When a line of the listing below has the string "name" in it, copy that line.

### Data supplied ###

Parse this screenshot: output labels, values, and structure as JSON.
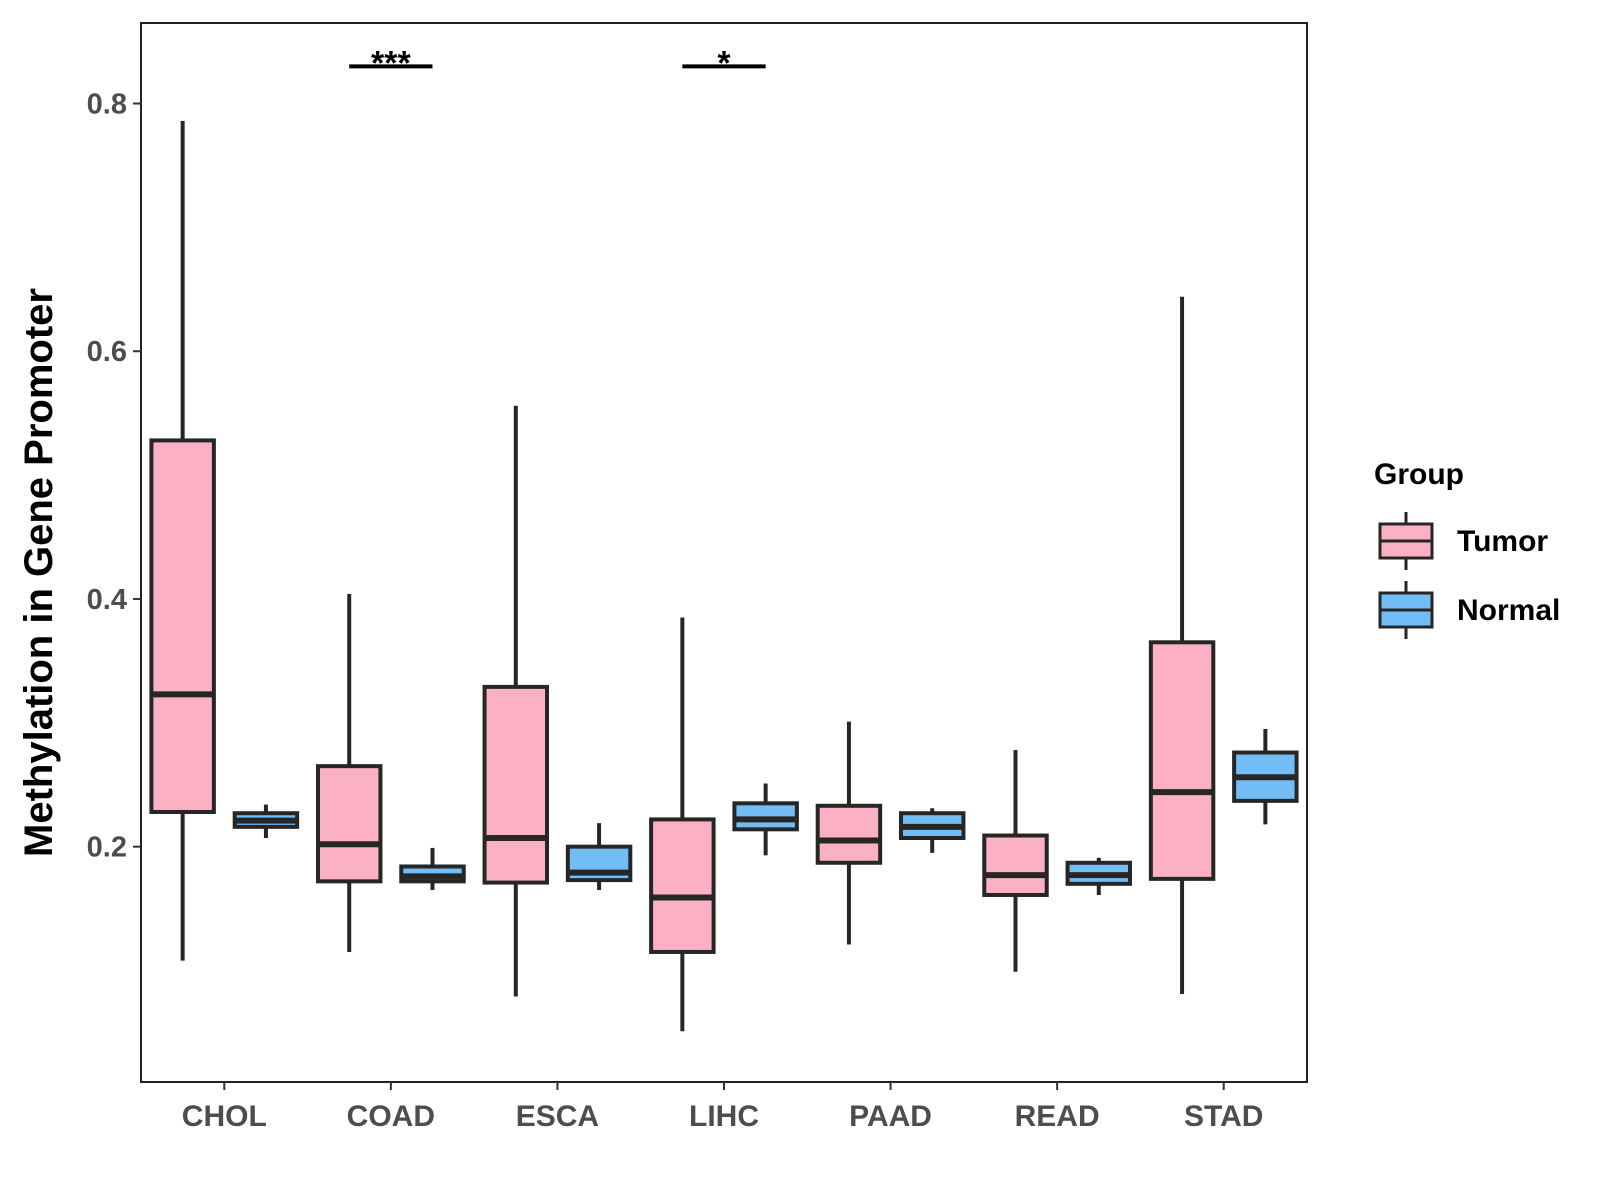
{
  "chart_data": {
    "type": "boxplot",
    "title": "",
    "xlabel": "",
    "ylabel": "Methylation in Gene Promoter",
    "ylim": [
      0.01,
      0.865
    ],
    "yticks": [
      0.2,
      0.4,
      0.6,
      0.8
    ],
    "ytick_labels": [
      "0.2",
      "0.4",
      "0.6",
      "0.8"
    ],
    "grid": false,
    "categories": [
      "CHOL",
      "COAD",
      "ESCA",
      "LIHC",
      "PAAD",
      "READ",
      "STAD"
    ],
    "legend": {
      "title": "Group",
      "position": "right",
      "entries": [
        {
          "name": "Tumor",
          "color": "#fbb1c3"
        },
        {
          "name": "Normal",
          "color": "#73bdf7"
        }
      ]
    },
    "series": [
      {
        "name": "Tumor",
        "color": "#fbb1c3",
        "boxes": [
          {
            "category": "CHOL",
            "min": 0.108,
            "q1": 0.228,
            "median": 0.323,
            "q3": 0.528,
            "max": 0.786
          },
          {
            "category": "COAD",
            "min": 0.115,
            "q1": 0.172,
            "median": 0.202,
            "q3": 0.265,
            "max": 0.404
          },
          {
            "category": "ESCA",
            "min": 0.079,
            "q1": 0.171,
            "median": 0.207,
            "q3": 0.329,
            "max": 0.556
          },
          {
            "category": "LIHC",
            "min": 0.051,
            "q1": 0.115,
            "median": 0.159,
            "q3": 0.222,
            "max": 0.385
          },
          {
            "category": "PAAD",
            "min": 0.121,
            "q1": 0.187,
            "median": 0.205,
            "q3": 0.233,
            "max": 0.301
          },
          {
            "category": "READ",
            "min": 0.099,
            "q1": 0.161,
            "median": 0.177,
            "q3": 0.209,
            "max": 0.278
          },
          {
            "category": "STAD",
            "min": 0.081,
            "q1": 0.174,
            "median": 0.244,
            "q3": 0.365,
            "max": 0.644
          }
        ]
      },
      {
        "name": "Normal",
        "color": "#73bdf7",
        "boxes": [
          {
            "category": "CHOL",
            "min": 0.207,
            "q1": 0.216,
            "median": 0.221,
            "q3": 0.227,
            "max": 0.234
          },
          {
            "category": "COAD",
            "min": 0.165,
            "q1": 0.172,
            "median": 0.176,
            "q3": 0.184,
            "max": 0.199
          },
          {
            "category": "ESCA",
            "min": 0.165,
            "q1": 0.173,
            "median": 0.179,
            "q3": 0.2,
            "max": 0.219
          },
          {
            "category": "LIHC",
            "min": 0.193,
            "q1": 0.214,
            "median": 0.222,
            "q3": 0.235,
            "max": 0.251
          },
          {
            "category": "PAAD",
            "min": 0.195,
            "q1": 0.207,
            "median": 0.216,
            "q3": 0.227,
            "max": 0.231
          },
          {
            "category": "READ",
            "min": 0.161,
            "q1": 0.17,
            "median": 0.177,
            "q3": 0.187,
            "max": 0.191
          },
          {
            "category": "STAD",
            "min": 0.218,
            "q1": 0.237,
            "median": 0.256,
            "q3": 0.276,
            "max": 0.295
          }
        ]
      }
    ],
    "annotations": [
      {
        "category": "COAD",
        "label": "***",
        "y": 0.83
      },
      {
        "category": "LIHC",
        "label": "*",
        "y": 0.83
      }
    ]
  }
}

###

» **Response**:
          "name": "Tumor",
          "name": "Normal",
        "name": "Tumor",
        "name": "Normal",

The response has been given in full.